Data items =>
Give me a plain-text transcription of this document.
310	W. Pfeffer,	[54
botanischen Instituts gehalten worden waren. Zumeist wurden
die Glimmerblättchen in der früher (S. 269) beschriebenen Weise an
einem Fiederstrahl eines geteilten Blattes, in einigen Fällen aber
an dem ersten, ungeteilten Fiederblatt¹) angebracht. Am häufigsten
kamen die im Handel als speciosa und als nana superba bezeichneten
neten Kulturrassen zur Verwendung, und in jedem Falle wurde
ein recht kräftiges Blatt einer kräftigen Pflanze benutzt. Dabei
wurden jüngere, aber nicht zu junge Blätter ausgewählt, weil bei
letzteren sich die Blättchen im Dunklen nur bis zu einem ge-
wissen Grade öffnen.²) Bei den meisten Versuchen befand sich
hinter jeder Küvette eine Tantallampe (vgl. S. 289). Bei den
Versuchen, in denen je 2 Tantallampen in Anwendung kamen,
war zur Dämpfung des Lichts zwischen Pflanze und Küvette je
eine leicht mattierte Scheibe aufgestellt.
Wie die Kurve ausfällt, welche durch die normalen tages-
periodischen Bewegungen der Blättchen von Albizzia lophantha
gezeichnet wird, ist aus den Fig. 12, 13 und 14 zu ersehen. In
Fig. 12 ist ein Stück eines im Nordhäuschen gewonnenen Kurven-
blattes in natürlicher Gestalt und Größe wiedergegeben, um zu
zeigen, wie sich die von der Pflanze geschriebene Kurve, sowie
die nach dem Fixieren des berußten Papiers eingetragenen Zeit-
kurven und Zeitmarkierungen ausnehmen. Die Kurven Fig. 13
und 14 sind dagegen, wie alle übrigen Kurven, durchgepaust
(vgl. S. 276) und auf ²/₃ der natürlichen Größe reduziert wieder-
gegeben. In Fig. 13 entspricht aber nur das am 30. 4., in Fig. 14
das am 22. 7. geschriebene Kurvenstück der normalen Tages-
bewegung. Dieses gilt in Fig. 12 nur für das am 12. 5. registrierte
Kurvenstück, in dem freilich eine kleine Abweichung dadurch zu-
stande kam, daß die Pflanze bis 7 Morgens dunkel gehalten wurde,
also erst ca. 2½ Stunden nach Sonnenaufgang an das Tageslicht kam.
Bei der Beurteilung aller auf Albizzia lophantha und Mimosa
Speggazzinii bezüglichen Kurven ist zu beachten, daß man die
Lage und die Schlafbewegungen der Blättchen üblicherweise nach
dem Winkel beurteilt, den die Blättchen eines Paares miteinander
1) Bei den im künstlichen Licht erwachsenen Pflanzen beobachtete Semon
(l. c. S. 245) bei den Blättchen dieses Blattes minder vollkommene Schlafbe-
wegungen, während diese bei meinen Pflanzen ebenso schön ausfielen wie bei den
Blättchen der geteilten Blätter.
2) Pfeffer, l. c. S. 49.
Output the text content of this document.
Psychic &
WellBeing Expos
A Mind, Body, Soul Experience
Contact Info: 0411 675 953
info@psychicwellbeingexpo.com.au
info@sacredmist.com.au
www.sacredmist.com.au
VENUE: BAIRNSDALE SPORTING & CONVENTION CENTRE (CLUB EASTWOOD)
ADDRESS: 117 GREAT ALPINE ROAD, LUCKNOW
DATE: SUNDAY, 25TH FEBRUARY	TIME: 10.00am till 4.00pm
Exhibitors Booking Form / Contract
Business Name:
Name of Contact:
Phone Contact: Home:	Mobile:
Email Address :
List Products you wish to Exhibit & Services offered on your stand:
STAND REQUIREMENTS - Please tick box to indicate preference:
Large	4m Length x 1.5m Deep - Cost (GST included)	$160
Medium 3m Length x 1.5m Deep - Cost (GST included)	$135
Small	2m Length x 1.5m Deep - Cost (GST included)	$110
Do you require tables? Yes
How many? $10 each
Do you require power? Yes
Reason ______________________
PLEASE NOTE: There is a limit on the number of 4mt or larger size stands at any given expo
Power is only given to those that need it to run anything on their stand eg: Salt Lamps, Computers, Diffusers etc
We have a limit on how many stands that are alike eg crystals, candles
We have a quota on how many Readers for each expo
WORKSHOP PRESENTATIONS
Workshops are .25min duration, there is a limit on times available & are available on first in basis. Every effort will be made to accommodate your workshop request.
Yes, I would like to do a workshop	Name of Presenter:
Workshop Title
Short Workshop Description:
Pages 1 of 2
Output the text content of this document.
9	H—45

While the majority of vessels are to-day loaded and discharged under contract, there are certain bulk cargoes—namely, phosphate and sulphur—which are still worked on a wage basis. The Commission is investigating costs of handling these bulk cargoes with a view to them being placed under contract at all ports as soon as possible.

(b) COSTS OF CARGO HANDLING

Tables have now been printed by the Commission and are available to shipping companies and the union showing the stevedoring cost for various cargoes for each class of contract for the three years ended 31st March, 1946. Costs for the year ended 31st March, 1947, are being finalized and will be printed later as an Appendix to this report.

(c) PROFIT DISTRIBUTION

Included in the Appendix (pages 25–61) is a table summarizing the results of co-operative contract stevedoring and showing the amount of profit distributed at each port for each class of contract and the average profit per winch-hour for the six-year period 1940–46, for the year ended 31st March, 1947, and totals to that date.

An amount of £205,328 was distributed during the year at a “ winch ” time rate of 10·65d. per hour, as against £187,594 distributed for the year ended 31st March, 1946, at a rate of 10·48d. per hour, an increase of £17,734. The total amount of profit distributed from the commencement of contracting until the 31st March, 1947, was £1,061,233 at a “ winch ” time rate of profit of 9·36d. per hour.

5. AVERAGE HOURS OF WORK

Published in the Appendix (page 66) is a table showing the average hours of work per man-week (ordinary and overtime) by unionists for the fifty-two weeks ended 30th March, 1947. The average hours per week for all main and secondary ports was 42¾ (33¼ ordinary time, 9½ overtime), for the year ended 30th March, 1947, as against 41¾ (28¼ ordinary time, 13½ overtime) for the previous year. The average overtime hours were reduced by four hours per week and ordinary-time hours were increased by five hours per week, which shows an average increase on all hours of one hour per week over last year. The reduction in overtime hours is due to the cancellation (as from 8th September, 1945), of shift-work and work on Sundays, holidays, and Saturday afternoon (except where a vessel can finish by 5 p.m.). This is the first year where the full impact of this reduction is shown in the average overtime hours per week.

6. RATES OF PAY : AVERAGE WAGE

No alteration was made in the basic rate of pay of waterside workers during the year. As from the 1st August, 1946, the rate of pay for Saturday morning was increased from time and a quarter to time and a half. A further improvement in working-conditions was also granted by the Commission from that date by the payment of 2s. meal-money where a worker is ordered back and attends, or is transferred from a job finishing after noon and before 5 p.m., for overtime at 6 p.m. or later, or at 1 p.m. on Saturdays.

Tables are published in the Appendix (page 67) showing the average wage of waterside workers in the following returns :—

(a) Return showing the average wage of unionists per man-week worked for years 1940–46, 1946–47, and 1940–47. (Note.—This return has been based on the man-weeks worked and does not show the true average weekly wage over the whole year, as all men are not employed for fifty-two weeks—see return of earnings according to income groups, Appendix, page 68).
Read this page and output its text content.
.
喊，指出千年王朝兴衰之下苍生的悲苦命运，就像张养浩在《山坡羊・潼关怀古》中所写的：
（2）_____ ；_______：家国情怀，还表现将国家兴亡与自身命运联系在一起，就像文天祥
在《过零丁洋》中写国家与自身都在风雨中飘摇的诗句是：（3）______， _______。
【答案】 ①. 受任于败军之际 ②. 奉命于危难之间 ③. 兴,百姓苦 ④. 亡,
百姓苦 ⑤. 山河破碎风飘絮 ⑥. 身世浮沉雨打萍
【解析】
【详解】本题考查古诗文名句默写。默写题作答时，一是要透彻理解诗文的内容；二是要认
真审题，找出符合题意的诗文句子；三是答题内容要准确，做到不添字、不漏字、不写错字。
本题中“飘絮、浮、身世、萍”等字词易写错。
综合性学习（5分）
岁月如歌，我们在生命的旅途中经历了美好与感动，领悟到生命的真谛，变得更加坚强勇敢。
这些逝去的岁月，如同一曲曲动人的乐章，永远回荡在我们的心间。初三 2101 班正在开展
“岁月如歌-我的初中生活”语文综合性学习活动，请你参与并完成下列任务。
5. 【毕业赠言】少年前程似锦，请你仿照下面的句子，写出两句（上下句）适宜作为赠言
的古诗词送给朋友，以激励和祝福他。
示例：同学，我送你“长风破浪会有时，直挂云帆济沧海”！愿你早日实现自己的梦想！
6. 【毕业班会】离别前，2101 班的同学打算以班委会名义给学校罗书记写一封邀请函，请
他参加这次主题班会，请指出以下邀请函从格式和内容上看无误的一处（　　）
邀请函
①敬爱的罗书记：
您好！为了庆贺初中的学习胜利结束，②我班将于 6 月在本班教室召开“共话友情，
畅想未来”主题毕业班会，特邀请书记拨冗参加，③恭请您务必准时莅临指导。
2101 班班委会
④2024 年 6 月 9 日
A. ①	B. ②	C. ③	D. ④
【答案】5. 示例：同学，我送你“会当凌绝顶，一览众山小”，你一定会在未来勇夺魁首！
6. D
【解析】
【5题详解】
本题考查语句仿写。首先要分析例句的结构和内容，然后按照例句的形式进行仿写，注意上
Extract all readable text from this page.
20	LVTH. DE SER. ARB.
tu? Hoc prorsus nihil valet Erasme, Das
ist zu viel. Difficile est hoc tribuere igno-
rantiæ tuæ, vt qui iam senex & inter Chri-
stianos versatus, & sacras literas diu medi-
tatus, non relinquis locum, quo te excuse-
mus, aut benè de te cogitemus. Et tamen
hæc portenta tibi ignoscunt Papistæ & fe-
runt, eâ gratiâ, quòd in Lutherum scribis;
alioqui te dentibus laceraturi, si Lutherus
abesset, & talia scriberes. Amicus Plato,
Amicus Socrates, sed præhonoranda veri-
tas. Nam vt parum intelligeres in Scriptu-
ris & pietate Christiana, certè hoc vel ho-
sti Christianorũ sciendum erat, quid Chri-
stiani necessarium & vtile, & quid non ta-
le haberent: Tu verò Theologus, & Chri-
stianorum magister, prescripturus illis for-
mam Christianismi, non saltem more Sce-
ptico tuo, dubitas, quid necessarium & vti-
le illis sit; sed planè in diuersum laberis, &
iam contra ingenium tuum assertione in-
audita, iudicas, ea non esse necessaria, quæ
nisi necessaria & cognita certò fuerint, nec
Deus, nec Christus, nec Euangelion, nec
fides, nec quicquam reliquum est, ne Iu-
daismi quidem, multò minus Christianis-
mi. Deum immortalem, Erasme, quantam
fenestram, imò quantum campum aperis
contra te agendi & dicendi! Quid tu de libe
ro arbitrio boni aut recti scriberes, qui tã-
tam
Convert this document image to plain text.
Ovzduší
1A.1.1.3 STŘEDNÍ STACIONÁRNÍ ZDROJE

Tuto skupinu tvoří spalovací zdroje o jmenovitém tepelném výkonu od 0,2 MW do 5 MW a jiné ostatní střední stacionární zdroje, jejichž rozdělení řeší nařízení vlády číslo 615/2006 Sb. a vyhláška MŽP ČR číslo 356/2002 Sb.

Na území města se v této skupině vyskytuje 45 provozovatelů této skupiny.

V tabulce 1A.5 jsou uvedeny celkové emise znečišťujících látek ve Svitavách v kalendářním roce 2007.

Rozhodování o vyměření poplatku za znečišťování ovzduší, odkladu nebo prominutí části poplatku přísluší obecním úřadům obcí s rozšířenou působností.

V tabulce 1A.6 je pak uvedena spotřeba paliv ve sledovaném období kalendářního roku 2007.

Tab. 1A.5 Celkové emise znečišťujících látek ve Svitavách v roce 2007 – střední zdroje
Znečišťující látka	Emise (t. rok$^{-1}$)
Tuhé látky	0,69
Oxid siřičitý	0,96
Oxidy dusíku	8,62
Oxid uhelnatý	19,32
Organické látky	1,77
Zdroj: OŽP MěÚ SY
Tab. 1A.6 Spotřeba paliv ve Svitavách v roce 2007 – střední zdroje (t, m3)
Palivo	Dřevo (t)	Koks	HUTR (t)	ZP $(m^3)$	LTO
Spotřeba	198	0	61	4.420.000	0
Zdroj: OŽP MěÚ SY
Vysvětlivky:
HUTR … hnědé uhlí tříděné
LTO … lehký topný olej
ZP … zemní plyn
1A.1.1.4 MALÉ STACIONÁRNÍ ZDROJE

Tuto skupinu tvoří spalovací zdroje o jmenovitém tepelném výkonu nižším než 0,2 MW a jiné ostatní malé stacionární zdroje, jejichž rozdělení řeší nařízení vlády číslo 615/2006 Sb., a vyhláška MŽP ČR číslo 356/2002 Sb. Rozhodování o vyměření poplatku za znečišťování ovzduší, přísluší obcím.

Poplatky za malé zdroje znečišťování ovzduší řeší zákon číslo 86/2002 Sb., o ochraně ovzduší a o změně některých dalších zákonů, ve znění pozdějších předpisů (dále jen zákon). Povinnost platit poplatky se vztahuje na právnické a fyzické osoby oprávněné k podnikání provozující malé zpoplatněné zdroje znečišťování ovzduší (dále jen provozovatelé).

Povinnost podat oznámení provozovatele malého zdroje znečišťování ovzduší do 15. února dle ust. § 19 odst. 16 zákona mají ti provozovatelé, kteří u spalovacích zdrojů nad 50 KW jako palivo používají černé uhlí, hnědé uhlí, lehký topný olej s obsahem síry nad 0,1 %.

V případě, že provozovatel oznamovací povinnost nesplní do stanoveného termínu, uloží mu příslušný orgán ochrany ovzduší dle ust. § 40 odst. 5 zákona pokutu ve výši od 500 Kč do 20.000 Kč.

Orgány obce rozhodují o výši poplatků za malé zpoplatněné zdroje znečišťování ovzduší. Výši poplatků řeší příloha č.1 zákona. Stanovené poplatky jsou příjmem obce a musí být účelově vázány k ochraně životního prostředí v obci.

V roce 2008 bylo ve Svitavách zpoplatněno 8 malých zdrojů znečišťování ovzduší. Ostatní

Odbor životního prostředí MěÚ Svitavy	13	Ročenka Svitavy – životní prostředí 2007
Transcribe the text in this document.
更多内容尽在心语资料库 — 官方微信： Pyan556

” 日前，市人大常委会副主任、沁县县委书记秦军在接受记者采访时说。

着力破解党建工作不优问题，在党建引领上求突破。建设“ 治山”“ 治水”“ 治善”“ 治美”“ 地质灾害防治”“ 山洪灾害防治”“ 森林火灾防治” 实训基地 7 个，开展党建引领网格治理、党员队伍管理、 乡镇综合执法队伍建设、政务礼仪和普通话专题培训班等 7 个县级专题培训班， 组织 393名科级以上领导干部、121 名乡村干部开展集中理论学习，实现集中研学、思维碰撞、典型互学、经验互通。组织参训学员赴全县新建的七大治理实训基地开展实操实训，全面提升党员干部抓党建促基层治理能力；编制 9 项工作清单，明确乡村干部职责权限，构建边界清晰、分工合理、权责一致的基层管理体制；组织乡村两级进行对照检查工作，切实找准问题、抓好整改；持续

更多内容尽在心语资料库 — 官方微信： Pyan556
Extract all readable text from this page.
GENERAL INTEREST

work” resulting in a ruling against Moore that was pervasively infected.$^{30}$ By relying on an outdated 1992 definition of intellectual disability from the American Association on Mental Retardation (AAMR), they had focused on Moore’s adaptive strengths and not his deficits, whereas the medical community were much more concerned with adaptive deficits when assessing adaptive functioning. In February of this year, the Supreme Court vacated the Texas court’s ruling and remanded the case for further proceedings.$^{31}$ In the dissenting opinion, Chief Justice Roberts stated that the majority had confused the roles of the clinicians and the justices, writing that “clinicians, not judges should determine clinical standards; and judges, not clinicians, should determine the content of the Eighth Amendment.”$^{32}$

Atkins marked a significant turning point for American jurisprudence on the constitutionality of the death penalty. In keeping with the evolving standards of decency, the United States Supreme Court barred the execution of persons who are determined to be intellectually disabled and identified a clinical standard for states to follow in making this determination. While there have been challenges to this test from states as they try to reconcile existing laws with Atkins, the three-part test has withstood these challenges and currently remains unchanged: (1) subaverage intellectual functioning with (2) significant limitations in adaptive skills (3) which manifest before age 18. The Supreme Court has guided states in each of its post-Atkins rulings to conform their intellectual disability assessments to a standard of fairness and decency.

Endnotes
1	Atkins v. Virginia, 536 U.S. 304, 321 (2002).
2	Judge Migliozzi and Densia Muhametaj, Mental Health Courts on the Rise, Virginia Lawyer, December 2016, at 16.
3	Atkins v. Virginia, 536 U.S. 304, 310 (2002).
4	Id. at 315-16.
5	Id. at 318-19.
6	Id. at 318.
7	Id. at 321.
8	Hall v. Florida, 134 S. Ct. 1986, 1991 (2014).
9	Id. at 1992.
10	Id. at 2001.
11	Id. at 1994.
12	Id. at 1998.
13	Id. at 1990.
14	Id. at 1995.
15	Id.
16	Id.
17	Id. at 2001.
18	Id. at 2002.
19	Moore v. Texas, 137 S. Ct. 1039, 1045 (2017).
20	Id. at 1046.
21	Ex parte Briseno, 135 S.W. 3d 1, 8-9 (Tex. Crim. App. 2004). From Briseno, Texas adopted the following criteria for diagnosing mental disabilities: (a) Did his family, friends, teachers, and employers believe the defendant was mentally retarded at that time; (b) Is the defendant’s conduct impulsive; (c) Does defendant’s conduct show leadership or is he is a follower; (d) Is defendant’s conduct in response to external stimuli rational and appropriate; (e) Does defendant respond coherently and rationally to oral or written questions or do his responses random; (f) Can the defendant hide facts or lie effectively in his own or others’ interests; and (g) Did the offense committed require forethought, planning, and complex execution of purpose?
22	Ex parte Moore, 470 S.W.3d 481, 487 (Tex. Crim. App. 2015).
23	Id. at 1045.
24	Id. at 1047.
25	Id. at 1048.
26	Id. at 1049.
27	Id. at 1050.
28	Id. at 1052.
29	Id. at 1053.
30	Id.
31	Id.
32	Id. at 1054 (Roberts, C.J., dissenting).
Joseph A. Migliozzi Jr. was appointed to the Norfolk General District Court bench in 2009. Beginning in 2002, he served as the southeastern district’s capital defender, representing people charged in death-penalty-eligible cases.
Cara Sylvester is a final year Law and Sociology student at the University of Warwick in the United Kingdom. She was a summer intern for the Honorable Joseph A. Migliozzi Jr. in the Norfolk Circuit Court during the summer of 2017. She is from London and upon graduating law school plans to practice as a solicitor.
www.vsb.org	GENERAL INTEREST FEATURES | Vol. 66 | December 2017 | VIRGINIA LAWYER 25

REQUIRED TASK =>
Which lines above hold the word "nach"? Copy each of them.

THE SOLUTION =>
die nach dem Fixieren des berußten Papiers eingetragenen Zeit-
also erst ca. 2½ Stunden nach Sonnenaufgang an das Tageslicht kam.
Lage und die Schlafbewegungen der Blättchen üblicherweise nach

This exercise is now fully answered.